◆ Exercise brief: What is the count of lines that hold the word "TransFG"? Give only the number.
-- Start Records for processing --
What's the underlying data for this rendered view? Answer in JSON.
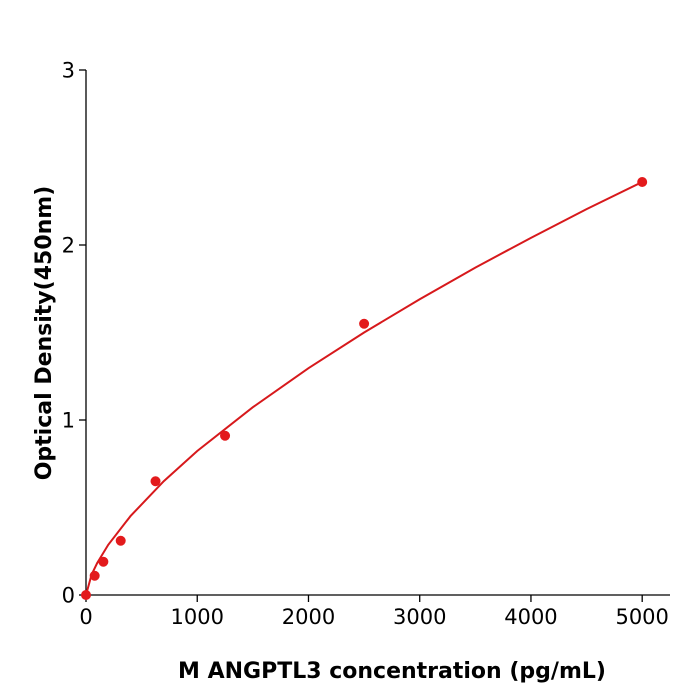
{
  "chart_data": {
    "type": "scatter",
    "x_label": "M  ANGPTL3 concentration (pg/mL)",
    "y_label": "Optical Density(450nm)",
    "xlim": [
      0,
      5250
    ],
    "ylim": [
      0,
      3
    ],
    "xticks": [
      0,
      1000,
      2000,
      3000,
      4000,
      5000
    ],
    "yticks": [
      0,
      1,
      2,
      3
    ],
    "series": [
      {
        "type": "scatter",
        "color": "#e31a1c",
        "x": [
          0,
          78,
          156,
          312,
          625,
          1250,
          2500,
          5000
        ],
        "values": [
          0.0,
          0.11,
          0.19,
          0.31,
          0.65,
          0.91,
          1.55,
          2.36
        ]
      },
      {
        "type": "line",
        "color": "#d7191c",
        "x": [
          0,
          50,
          100,
          200,
          400,
          700,
          1000,
          1500,
          2000,
          2500,
          3000,
          3500,
          4000,
          4500,
          5000
        ],
        "values": [
          0.0,
          0.116,
          0.182,
          0.287,
          0.451,
          0.651,
          0.823,
          1.073,
          1.296,
          1.5,
          1.69,
          1.871,
          2.041,
          2.205,
          2.36
        ]
      }
    ]
  }
}
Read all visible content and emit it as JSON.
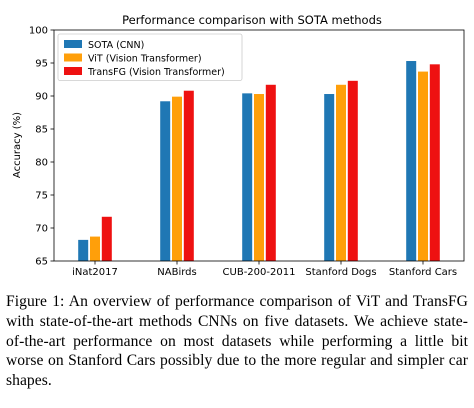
{
  "chart_data": {
    "type": "bar",
    "title": "Performance comparison with SOTA methods",
    "xlabel": "",
    "ylabel": "Accuracy (%)",
    "ylim": [
      65,
      100
    ],
    "yticks": [
      65,
      70,
      75,
      80,
      85,
      90,
      95,
      100
    ],
    "categories": [
      "iNat2017",
      "NABirds",
      "CUB-200-2011",
      "Stanford Dogs",
      "Stanford Cars"
    ],
    "series": [
      {
        "name": "SOTA (CNN)",
        "color": "#1f77b4",
        "values": [
          68.2,
          89.2,
          90.4,
          90.3,
          95.3
        ]
      },
      {
        "name": "ViT (Vision Transformer)",
        "color": "#ff9f0a",
        "values": [
          68.7,
          89.9,
          90.3,
          91.7,
          93.7
        ]
      },
      {
        "name": "TransFG (Vision Transformer)",
        "color": "#ee1111",
        "values": [
          71.7,
          90.8,
          91.7,
          92.3,
          94.8
        ]
      }
    ],
    "legend_position": "top-left",
    "grid": false
  },
  "caption": "Figure 1: An overview of performance comparison of ViT and TransFG with state-of-the-art methods CNNs on five datasets. We achieve state-of-the-art performance on most datasets while performing a little bit worse on Stanford Cars possibly due to the more regular and simpler car shapes."
}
-- End Records for processing --
◆ Exercise solution: 2